(Collected data entries)
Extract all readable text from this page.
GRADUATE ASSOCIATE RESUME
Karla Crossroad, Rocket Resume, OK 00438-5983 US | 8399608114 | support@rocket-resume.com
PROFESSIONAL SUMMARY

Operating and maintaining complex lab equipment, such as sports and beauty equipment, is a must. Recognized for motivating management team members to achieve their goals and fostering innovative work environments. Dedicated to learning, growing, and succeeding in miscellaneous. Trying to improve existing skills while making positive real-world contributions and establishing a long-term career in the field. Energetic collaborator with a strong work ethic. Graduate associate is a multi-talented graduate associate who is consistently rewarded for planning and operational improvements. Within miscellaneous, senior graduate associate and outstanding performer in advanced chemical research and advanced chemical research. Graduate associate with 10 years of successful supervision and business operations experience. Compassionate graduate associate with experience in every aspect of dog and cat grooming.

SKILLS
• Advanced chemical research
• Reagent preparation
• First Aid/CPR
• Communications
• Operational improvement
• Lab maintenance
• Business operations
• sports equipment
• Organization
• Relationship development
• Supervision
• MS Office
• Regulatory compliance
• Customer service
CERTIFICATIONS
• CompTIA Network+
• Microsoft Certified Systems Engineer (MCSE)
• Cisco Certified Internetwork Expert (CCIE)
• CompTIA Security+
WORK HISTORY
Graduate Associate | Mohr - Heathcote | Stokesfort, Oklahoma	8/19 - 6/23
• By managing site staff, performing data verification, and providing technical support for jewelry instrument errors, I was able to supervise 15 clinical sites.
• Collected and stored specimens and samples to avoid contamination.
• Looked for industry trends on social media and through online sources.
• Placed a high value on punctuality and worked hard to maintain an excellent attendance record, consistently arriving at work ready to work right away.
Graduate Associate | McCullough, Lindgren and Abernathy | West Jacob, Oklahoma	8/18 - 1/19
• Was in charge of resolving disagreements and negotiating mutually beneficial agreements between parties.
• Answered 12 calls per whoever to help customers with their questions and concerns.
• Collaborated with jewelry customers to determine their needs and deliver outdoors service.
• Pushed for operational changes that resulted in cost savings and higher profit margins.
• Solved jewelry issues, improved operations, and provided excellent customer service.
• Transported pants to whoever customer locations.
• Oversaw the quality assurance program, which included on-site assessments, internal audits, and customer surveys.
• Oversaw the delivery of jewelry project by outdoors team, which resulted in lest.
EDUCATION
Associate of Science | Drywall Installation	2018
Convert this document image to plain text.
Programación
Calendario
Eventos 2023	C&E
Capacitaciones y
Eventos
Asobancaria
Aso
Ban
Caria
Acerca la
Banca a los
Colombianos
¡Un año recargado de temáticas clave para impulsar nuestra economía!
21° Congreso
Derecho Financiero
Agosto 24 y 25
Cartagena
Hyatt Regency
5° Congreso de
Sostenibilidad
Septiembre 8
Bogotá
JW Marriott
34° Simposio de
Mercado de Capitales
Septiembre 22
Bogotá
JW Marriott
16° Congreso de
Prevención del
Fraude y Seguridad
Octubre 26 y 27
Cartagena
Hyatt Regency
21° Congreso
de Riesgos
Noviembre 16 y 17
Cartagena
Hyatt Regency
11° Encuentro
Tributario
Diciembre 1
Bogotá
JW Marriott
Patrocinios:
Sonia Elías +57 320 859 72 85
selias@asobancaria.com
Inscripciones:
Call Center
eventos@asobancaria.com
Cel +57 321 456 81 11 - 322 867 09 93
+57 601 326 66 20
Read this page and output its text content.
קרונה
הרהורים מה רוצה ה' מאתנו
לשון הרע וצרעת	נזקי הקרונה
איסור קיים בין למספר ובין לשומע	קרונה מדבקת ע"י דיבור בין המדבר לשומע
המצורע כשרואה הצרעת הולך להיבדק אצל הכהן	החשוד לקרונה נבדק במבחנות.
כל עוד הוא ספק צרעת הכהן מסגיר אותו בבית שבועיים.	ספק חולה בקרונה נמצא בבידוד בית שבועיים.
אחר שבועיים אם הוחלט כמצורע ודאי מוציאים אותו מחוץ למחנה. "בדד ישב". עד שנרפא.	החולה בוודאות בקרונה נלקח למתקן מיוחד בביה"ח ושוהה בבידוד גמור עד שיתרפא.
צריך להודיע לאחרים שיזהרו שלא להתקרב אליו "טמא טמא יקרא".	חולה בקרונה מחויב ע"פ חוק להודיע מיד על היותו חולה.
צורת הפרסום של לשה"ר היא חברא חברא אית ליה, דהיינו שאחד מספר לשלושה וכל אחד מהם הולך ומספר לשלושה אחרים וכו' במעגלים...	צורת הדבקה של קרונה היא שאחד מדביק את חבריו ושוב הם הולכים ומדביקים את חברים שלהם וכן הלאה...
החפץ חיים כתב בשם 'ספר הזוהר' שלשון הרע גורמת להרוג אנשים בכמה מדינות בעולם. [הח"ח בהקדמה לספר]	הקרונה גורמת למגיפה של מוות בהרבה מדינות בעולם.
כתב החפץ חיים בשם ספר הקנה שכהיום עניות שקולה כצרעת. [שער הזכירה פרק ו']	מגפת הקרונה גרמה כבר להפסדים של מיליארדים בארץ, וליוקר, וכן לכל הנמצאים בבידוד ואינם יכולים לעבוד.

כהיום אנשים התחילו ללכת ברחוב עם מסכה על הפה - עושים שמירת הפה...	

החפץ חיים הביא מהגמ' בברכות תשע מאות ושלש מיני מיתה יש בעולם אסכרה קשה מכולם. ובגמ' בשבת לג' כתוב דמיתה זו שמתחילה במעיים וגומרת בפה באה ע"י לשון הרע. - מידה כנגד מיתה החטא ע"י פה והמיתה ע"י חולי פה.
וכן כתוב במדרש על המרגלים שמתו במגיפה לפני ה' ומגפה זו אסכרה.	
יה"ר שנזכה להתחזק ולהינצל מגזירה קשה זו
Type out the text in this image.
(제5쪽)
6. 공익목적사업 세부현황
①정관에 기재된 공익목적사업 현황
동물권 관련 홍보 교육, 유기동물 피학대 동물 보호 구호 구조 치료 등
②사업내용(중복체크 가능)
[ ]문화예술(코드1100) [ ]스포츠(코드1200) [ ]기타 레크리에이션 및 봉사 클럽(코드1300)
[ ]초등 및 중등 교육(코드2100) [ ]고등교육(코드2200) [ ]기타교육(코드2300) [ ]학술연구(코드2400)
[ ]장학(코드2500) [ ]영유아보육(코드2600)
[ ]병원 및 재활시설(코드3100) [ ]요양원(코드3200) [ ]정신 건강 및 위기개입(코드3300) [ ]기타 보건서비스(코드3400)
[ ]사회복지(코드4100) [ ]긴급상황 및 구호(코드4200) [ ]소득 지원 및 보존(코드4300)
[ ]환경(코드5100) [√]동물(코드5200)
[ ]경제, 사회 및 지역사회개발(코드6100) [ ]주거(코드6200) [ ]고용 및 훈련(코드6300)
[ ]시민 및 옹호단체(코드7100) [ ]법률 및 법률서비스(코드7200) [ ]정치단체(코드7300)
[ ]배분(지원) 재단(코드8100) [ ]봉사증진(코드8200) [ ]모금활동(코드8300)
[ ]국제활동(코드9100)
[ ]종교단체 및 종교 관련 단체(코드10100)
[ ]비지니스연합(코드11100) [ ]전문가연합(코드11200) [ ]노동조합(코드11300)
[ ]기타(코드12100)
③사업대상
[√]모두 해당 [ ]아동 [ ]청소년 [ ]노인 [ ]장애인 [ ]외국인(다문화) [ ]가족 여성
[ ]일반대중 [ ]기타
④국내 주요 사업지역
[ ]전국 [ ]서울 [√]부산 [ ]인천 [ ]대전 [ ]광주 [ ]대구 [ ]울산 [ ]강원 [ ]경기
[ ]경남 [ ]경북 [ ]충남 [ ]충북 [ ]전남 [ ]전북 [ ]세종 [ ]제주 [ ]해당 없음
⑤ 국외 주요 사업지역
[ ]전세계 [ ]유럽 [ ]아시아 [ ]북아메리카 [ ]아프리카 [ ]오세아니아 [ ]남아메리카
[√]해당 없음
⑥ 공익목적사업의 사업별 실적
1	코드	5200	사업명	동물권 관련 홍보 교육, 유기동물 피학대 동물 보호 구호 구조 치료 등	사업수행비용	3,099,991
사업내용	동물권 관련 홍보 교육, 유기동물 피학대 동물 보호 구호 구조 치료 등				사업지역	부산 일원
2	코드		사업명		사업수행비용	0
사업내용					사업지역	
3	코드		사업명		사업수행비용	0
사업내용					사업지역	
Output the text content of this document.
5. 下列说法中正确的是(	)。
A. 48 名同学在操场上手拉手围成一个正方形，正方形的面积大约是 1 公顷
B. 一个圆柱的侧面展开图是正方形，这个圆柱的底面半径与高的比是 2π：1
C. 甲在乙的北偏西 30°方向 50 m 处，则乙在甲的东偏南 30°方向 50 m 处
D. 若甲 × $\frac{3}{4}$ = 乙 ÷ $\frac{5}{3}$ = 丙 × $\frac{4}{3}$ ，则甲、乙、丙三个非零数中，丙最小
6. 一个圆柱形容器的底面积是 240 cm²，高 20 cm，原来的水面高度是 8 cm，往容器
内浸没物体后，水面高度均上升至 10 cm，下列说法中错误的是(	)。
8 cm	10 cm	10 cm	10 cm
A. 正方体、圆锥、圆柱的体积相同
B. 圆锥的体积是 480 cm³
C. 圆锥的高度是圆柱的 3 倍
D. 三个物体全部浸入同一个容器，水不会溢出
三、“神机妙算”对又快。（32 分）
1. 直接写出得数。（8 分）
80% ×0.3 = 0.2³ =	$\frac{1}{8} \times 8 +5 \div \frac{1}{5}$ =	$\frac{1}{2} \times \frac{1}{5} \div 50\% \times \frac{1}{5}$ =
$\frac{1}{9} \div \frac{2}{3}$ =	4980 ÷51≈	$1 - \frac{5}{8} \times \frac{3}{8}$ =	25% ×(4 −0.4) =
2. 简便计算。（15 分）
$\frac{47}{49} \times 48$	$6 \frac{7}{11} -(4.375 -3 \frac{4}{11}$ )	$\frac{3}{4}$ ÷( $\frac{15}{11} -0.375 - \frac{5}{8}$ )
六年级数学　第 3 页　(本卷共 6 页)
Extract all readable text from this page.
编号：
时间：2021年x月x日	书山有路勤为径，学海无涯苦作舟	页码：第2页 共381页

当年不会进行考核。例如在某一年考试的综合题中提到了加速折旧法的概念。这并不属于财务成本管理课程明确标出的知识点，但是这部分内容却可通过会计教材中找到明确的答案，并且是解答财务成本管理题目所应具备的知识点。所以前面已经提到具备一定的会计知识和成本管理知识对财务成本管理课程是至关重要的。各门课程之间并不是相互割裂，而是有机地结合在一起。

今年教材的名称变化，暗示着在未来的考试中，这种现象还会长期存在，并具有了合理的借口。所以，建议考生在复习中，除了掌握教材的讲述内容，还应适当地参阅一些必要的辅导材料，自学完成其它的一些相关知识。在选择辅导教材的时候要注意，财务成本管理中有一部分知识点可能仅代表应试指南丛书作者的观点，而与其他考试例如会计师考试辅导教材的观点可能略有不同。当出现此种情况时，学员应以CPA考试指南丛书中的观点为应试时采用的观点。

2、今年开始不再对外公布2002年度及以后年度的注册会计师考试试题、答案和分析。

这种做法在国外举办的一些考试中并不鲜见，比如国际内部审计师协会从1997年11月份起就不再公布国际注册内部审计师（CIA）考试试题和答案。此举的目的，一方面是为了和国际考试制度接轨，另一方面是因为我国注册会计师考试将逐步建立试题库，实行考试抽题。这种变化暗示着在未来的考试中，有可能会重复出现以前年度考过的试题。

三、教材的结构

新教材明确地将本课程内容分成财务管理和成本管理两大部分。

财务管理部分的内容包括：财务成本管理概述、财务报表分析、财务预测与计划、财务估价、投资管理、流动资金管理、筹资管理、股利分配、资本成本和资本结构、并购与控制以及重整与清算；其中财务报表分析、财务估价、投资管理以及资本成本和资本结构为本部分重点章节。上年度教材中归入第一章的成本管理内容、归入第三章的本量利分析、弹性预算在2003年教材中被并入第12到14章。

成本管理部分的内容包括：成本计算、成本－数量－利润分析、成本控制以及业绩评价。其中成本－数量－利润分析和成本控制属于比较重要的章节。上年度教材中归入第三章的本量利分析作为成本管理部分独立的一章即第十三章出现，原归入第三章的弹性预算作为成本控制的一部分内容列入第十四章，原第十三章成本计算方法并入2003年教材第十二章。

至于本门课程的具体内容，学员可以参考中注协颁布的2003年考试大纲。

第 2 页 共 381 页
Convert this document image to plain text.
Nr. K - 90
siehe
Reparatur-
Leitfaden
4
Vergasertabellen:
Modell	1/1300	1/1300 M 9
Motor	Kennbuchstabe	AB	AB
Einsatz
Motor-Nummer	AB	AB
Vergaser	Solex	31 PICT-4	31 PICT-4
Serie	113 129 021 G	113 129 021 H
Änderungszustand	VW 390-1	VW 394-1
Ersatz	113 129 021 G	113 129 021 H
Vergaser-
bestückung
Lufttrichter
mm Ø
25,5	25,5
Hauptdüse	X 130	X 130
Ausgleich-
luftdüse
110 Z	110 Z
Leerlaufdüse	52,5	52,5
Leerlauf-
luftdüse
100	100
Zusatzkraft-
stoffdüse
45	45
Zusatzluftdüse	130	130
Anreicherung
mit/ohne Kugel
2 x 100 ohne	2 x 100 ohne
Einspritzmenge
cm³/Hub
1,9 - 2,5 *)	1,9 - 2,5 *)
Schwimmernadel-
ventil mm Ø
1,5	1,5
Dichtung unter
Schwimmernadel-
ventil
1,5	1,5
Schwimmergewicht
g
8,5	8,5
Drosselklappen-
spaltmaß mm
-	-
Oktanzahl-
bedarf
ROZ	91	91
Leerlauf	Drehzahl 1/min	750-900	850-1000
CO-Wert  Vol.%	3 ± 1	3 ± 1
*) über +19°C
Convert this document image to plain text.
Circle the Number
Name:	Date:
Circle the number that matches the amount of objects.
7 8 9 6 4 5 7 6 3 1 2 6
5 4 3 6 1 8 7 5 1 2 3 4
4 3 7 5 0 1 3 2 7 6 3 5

**Short task**
Identify and copy all lines with the word "sports".

**Exercise answer**
Operating and maintaining complex lab equipment, such as sports and beauty equipment, is a must. Recognized for motivating management team members to achieve their goals and fostering innovative work environments. Dedicated to learning, growing, and succeeding in miscellaneous. Trying to improve existing skills while making positive real-world contributions and establishing a long-term career in the field. Energetic collaborator with a strong work ethic. Graduate associate is a multi-talented graduate associate who is consistently rewarded for planning and operational improvements. Within miscellaneous, senior graduate associate and outstanding performer in advanced chemical research and advanced chemical research. Graduate associate with 10 years of successful supervision and business operations experience. Compassionate graduate associate with experience in every aspect of dog and cat grooming.
• sports equipment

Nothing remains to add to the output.